─── PASSAGE À EXAMINER ───

Parfois, la jungle est dense au point de ne presque pas pouvoir avancer. Parfois la hauteur des arbres et le manque de lumière au sol nous laisse plus de place pour marcher. Parfois encore nous suivons les traces d'un tapir, il a déjà fait le nettoyage du chemin, nous avançons plus rapidement.
Vers trois heures de l'après-midi nous nous arrêtons. Il faut de l'eau et un terrain plat pour que nous nous arrêtions. On déblaye le terrain et on monte les tentes (de la toile de plastique soutenue par de la corde ou du bois). La cuisine commence, pour allumer le feu nous utilisons du kérosène, technique bourinne mais efficace. C'est du riz, on ajoute des conserves, on fait du café, on chauffe de l'eau et on y mélange du maïs avec du cacao.
Dans les hauteurs il fait bien froid, sous la tente en plastique, dans mes habits les plus chauds et au fond de mon sac de couchage, je grelottais.

─── ENTRÉES EXTRAITES ───

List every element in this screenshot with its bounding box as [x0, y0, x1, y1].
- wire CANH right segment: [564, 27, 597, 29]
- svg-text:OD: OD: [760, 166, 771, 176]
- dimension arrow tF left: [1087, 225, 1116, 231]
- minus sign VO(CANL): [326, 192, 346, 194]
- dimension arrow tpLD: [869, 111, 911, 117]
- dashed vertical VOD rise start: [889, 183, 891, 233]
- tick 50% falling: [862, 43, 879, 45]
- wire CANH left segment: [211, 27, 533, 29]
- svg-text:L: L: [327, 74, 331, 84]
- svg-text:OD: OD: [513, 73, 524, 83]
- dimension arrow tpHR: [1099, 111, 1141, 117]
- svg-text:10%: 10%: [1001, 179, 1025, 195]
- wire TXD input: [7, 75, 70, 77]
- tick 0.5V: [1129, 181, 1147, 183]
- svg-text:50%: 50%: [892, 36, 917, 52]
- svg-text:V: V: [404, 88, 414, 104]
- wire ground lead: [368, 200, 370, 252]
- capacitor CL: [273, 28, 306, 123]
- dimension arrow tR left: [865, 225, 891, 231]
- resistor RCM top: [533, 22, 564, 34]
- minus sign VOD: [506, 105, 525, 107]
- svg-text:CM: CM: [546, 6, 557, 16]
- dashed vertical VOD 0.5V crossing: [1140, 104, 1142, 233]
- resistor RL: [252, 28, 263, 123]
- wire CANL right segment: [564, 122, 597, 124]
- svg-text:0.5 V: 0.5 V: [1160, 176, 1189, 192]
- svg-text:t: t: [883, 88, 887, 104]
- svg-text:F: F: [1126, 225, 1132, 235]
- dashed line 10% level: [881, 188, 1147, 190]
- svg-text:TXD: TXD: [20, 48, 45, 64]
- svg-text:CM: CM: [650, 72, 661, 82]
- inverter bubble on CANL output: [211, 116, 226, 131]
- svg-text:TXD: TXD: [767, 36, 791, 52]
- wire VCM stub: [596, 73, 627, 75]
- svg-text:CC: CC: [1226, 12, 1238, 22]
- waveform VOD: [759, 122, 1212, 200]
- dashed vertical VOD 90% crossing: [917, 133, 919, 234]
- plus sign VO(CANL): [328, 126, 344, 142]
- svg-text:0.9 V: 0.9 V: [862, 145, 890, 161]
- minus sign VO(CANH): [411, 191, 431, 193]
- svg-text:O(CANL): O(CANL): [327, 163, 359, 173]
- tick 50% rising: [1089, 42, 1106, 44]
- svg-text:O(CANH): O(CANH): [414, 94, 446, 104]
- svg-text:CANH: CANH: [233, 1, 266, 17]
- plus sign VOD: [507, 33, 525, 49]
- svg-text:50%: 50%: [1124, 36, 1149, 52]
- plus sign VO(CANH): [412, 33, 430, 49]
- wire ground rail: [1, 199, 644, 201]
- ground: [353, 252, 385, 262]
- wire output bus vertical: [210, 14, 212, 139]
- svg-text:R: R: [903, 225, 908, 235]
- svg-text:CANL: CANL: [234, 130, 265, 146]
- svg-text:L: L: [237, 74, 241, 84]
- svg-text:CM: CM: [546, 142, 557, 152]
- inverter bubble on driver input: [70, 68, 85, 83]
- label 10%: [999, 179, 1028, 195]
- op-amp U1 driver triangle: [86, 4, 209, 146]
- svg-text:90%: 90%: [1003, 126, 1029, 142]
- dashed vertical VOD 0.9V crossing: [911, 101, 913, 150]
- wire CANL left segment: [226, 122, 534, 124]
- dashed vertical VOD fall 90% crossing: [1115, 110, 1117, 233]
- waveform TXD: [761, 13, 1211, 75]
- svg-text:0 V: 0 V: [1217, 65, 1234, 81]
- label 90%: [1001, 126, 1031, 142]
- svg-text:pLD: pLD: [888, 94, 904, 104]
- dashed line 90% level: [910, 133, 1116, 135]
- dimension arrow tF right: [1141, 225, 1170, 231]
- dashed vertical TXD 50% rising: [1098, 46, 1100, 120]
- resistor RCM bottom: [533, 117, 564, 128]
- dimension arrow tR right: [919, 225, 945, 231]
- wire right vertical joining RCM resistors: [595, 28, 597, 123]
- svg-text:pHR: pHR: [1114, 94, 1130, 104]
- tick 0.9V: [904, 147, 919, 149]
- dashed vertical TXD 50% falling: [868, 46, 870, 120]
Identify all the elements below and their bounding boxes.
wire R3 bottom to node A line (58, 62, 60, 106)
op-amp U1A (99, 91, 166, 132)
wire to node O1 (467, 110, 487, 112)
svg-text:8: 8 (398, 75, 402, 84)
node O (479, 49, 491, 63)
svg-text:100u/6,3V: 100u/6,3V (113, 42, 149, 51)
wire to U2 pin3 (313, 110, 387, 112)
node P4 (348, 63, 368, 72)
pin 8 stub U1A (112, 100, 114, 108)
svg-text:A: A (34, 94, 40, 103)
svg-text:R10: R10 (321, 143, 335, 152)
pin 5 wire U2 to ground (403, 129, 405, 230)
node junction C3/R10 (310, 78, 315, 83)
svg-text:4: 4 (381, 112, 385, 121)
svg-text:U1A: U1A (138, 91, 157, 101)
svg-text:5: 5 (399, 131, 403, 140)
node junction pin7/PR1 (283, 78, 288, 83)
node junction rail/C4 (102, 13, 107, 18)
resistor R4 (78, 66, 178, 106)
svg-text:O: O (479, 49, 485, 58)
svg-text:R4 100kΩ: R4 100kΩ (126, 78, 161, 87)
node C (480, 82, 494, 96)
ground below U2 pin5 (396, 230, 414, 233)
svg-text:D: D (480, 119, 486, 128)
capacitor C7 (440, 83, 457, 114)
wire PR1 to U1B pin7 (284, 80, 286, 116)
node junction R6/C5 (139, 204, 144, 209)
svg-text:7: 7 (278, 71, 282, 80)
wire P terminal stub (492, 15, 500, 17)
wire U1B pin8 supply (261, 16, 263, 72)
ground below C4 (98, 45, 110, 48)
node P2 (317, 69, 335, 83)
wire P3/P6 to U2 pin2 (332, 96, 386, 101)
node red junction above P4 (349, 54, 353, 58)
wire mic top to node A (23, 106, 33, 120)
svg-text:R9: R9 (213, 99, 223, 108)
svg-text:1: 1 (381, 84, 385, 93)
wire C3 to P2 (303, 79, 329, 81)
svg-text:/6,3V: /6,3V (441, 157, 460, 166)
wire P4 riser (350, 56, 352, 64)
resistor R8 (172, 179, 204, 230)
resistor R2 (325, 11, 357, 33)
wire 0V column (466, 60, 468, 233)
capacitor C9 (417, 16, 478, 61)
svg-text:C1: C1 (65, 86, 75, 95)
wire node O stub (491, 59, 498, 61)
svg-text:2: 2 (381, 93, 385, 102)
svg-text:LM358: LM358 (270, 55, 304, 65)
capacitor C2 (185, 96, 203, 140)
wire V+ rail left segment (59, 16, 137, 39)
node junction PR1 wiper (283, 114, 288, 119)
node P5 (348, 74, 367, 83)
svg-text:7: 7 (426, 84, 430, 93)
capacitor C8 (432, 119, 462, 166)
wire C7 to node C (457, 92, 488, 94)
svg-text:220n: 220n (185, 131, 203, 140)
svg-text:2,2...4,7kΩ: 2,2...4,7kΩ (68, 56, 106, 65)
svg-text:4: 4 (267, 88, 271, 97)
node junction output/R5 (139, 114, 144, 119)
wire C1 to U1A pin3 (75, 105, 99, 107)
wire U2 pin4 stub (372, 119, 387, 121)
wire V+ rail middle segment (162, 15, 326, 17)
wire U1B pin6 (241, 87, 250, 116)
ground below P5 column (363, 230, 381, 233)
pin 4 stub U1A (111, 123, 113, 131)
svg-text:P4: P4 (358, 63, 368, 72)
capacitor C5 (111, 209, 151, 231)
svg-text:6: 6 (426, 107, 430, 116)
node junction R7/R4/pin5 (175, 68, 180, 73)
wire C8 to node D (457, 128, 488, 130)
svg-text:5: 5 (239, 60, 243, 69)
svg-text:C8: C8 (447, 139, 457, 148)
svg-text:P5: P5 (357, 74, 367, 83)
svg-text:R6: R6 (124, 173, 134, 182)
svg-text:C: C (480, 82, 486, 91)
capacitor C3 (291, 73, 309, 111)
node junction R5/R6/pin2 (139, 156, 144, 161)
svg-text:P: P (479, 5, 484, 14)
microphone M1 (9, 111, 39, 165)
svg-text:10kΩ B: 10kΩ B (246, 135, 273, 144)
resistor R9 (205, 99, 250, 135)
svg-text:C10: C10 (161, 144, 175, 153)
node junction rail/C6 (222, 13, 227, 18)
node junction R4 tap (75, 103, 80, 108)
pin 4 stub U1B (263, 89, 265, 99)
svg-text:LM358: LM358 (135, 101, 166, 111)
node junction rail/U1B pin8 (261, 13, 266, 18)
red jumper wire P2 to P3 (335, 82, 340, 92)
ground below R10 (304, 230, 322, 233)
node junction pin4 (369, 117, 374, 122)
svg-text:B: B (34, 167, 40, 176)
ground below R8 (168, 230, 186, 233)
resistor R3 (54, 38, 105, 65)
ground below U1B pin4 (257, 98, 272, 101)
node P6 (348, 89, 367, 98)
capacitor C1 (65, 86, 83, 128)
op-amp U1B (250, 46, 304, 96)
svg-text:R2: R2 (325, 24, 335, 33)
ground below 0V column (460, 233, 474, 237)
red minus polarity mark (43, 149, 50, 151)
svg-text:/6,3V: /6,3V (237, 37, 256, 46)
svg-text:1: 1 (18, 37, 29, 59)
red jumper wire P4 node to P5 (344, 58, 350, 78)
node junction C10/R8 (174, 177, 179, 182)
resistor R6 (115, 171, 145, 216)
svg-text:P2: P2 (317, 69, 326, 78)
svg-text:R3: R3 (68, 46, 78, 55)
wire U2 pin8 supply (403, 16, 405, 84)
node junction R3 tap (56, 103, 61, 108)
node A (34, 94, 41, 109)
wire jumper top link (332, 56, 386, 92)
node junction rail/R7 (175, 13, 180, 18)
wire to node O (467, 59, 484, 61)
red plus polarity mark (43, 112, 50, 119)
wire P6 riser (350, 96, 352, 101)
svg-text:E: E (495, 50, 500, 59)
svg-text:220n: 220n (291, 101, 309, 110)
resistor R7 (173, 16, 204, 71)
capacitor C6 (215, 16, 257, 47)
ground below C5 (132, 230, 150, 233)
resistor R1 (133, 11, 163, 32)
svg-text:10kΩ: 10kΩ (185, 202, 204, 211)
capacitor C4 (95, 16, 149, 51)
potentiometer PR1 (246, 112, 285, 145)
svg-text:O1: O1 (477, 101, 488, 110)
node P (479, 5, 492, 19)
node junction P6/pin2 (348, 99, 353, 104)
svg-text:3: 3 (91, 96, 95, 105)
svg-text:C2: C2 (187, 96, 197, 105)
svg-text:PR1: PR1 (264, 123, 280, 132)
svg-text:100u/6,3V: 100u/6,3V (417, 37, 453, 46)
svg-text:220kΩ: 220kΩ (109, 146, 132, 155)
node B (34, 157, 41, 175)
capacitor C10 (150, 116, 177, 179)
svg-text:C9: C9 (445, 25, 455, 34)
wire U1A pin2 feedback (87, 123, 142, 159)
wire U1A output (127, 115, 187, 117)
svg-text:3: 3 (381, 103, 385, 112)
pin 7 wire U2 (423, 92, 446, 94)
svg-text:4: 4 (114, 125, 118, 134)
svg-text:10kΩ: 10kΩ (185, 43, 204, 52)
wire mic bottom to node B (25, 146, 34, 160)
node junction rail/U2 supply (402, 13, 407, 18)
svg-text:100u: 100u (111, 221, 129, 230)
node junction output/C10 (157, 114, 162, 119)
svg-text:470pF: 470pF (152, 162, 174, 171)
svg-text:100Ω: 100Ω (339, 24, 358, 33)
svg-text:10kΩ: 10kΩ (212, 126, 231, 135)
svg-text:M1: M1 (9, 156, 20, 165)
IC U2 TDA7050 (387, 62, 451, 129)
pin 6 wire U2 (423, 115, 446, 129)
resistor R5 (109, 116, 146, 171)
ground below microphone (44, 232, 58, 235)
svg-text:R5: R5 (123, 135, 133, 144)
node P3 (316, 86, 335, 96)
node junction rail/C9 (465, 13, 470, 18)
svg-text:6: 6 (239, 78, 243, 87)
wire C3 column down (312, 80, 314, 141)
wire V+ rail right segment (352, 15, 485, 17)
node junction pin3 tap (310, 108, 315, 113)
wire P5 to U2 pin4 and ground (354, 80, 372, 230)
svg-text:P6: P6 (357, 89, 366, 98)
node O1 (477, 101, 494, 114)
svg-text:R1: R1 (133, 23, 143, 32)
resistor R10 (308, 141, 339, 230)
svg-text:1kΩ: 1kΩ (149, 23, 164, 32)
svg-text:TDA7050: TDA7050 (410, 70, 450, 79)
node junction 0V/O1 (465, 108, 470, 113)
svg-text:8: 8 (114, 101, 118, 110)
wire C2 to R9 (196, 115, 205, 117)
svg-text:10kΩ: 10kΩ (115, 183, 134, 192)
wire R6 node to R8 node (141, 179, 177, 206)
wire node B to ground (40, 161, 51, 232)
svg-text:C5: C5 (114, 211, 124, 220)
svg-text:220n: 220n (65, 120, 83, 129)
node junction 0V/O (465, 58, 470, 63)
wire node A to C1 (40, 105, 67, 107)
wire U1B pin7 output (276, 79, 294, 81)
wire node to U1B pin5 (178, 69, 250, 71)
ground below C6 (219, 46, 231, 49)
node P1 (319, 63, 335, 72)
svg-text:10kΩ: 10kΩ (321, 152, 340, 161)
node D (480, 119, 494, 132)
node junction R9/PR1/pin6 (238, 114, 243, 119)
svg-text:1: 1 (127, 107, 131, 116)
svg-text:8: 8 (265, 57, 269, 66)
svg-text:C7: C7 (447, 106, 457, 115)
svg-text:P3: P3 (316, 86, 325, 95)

───

TÂCHE 1
Restituez mot pour mot le passage du récit de marche dans la jungle qui commence par « Vers trois heures » et se poursuit jusqu'à « couchage, je grelottais. ».
TÂCHE 2
Reprenez le récit de marche dans la jungle là où il s'arrête.
La liste ne joue ici aucun rôle.

RÉPONSE 1
Vers trois heures de l'après-midi nous nous arrêtons. Il faut de l'eau et un terrain plat pour que nous nous arrêtions. On déblaye le terrain et on monte les tentes (de la toile de plastique soutenue par de la corde ou du bois). La cuisine commence, pour allumer le feu nous utilisons du kérosène, technique bourinne mais efficace. C'est du riz, on ajoute des conserves, on fait du café, on chauffe de l'eau et on y mélange du maïs avec du cacao.
Dans les hauteurs il fait bien froid, sous la tente en plastique, dans mes habits les plus chauds et au fond de mon sac de couchage, je grelottais.

RÉPONSE 2
Mais, c'est beau, c'est vert, d'un coup les arbres rabougrissent sous l'effet du vent et on voit au loin quelque volcan éteint, un bout d'une rivière, une route ocre, des petites maisons en bambou. On s'enfonce de nouveau dans la verdure, les deux chefs de file ouvrant le chemin au machette, les treize autres gonzes avançant comme ils peuvent dans la végétation coupée. Je passe sous une bûche pourrie, mon T-shirt se remplit de bois humide, je me prends les pieds dans une liane lors d'une descente boueuse, mes grolles se remplissent d'eau au passage d'un gué.